Write out the entries below once more, exactly.

— begin Data records —

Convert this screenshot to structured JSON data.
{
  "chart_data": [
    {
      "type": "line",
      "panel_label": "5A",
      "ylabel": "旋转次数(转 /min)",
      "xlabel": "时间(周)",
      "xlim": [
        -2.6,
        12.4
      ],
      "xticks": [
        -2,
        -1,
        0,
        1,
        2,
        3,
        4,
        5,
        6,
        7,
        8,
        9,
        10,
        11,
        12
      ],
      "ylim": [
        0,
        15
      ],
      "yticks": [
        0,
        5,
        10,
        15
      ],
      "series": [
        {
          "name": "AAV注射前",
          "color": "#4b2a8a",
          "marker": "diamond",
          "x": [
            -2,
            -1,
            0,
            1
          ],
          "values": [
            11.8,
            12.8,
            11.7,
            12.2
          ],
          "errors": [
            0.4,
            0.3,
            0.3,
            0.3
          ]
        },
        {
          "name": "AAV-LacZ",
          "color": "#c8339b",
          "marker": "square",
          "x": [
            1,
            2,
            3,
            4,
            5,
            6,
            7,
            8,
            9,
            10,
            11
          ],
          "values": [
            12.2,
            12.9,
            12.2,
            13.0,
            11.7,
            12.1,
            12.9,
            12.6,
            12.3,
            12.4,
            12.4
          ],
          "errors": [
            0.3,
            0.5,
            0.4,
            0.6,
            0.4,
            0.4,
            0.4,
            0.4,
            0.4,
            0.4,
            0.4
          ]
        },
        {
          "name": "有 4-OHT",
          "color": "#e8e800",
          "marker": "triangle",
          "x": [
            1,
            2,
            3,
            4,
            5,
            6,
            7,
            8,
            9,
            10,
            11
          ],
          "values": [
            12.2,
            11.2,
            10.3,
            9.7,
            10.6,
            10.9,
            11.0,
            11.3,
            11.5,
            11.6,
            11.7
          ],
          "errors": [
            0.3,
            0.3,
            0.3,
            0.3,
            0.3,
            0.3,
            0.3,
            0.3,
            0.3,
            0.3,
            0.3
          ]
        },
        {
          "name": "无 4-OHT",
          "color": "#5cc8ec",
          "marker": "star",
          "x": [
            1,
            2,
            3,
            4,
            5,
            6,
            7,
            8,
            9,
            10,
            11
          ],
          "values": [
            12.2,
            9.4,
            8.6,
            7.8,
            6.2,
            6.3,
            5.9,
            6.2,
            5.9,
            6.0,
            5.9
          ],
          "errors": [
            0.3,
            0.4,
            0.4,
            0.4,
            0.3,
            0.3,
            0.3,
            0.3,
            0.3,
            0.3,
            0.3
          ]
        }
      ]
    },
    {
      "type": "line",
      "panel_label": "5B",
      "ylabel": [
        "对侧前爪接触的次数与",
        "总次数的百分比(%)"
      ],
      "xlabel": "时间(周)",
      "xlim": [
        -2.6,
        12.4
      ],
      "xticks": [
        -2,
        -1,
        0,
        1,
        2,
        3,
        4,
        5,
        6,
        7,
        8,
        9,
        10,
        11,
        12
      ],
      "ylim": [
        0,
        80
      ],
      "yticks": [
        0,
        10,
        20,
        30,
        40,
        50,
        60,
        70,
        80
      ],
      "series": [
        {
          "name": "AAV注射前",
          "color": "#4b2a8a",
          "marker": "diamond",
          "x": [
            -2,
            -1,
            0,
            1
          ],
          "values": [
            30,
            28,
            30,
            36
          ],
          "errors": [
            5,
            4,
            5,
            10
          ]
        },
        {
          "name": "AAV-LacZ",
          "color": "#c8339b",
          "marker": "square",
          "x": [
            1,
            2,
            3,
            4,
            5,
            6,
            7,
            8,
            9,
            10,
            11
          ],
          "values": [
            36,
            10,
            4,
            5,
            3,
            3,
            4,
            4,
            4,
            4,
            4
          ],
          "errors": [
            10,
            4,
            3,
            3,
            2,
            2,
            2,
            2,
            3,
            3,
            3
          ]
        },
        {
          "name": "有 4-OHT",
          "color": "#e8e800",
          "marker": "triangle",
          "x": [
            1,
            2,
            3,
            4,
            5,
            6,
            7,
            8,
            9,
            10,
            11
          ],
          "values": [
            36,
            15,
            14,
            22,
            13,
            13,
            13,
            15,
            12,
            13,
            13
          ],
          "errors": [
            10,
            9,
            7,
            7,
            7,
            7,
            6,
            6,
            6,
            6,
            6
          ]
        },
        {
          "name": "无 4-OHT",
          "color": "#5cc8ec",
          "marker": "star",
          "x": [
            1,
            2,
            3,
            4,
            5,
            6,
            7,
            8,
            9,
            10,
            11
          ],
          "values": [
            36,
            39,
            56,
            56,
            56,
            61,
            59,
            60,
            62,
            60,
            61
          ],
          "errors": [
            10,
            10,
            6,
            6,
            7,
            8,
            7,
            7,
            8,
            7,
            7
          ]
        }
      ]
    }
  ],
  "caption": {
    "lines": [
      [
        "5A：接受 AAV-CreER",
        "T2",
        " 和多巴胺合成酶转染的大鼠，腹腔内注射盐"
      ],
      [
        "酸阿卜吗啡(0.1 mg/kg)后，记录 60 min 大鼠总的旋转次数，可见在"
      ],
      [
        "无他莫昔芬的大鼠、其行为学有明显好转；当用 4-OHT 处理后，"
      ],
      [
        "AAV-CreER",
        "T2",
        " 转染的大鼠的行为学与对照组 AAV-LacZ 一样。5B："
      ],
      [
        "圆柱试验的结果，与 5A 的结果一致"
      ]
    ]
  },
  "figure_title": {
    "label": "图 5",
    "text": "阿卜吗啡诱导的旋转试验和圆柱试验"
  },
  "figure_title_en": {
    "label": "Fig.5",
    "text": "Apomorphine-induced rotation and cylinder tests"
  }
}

— end Data records —

- Solution to this task -
Convert this screenshot to structured JSON data.
{
  "chart_data": [
    {
      "type": "line",
      "panel_label": "5A",
      "ylabel": "旋转次数(转 /min)",
      "xlabel": "时间(周)",
      "xlim": [
        -2.6,
        12.4
      ],
      "xticks": [
        -2,
        -1,
        0,
        1,
        2,
        3,
        4,
        5,
        6,
        7,
        8,
        9,
        10,
        11,
        12
      ],
      "ylim": [
        0,
        15
      ],
      "yticks": [
        0,
        5,
        10,
        15
      ],
      "series": [
        {
          "name": "AAV注射前",
          "color": "#4b2a8a",
          "marker": "diamond",
          "x": [
            -2,
            -1,
            0,
            1
          ],
          "values": [
            11.8,
            12.8,
            11.7,
            12.2
          ],
          "errors": [
            0.4,
            0.3,
            0.3,
            0.3
          ]
        },
        {
          "name": "AAV-LacZ",
          "color": "#c8339b",
          "marker": "square",
          "x": [
            1,
            2,
            3,
            4,
            5,
            6,
            7,
            8,
            9,
            10,
            11
          ],
          "values": [
            12.2,
            12.9,
            12.2,
            13.0,
            11.7,
            12.1,
            12.9,
            12.6,
            12.3,
            12.4,
            12.4
          ],
          "errors": [
            0.3,
            0.5,
            0.4,
            0.6,
            0.4,
            0.4,
            0.4,
            0.4,
            0.4,
            0.4,
            0.4
          ]
        },
        {
          "name": "有 4-OHT",
          "color": "#e8e800",
          "marker": "triangle",
          "x": [
            1,
            2,
            3,
            4,
            5,
            6,
            7,
            8,
            9,
            10,
            11
          ],
          "values": [
            12.2,
            11.2,
            10.3,
            9.7,
            10.6,
            10.9,
            11.0,
            11.3,
            11.5,
            11.6,
            11.7
          ],
          "errors": [
            0.3,
            0.3,
            0.3,
            0.3,
            0.3,
            0.3,
            0.3,
            0.3,
            0.3,
            0.3,
            0.3
          ]
        },
        {
          "name": "无 4-OHT",
          "color": "#5cc8ec",
          "marker": "star",
          "x": [
            1,
            2,
            3,
            4,
            5,
            6,
            7,
            8,
            9,
            10,
            11
          ],
          "values": [
            12.2,
            9.4,
            8.6,
            7.8,
            6.2,
            6.3,
            5.9,
            6.2,
            5.9,
            6.0,
            5.9
          ],
          "errors": [
            0.3,
            0.4,
            0.4,
            0.4,
            0.3,
            0.3,
            0.3,
            0.3,
            0.3,
            0.3,
            0.3
          ]
        }
      ]
    },
    {
      "type": "line",
      "panel_label": "5B",
      "ylabel": [
        "对侧前爪接触的次数与",
        "总次数的百分比(%)"
      ],
      "xlabel": "时间(周)",
      "xlim": [
        -2.6,
        12.4
      ],
      "xticks": [
        -2,
        -1,
        0,
        1,
        2,
        3,
        4,
        5,
        6,
        7,
        8,
        9,
        10,
        11,
        12
      ],
      "ylim": [
        0,
        80
      ],
      "yticks": [
        0,
        10,
        20,
        30,
        40,
        50,
        60,
        70,
        80
      ],
      "series": [
        {
          "name": "AAV注射前",
          "color": "#4b2a8a",
          "marker": "diamond",
          "x": [
            -2,
            -1,
            0,
            1
          ],
          "values": [
            30,
            28,
            30,
            36
          ],
          "errors": [
            5,
            4,
            5,
            10
          ]
        },
        {
          "name": "AAV-LacZ",
          "color": "#c8339b",
          "marker": "square",
          "x": [
            1,
            2,
            3,
            4,
            5,
            6,
            7,
            8,
            9,
            10,
            11
          ],
          "values": [
            36,
            10,
            4,
            5,
            3,
            3,
            4,
            4,
            4,
            4,
            4
          ],
          "errors": [
            10,
            4,
            3,
            3,
            2,
            2,
            2,
            2,
            3,
            3,
            3
          ]
        },
        {
          "name": "有 4-OHT",
          "color": "#e8e800",
          "marker": "triangle",
          "x": [
            1,
            2,
            3,
            4,
            5,
            6,
            7,
            8,
            9,
            10,
            11
          ],
          "values": [
            36,
            15,
            14,
            22,
            13,
            13,
            13,
            15,
            12,
            13,
            13
          ],
          "errors": [
            10,
            9,
            7,
            7,
            7,
            7,
            6,
            6,
            6,
            6,
            6
          ]
        },
        {
          "name": "无 4-OHT",
          "color": "#5cc8ec",
          "marker": "star",
          "x": [
            1,
            2,
            3,
            4,
            5,
            6,
            7,
            8,
            9,
            10,
            11
          ],
          "values": [
            36,
            39,
            56,
            56,
            56,
            61,
            59,
            60,
            62,
            60,
            61
          ],
          "errors": [
            10,
            10,
            6,
            6,
            7,
            8,
            7,
            7,
            8,
            7,
            7
          ]
        }
      ]
    }
  ],
  "caption": {
    "lines": [
      [
        "5A：接受 AAV-CreER",
        "T2",
        " 和多巴胺合成酶转染的大鼠，腹腔内注射盐"
      ],
      [
        "酸阿卜吗啡(0.1 mg/kg)后，记录 60 min 大鼠总的旋转次数，可见在"
      ],
      [
        "无他莫昔芬的大鼠、其行为学有明显好转；当用 4-OHT 处理后，"
      ],
      [
        "AAV-CreER",
        "T2",
        " 转染的大鼠的行为学与对照组 AAV-LacZ 一样。5B："
      ],
      [
        "圆柱试验的结果，与 5A 的结果一致"
      ]
    ]
  },
  "figure_title": {
    "label": "图 5",
    "text": "阿卜吗啡诱导的旋转试验和圆柱试验"
  },
  "figure_title_en": {
    "label": "Fig.5",
    "text": "Apomorphine-induced rotation and cylinder tests"
  }
}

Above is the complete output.